*What you will do*
Determine the number of lines in the data that include the word "value", and write only that number.

____________________

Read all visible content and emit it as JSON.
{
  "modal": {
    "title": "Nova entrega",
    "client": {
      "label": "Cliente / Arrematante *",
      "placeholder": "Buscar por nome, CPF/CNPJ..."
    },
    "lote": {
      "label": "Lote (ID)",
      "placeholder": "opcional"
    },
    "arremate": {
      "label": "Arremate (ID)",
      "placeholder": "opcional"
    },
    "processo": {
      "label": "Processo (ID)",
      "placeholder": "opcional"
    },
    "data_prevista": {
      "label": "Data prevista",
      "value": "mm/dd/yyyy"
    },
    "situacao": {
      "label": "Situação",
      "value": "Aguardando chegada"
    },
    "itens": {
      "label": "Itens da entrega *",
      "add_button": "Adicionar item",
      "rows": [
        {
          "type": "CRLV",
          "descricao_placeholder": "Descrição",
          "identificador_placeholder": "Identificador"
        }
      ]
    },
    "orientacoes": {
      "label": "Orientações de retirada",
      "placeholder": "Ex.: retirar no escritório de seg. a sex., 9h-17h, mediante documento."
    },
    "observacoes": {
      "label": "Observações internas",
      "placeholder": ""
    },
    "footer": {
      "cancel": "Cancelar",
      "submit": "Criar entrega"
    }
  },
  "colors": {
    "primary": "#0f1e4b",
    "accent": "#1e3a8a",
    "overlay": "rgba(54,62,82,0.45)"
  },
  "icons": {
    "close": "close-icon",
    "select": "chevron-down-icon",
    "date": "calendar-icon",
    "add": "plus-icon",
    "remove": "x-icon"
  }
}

____________________

*Result of the task*
2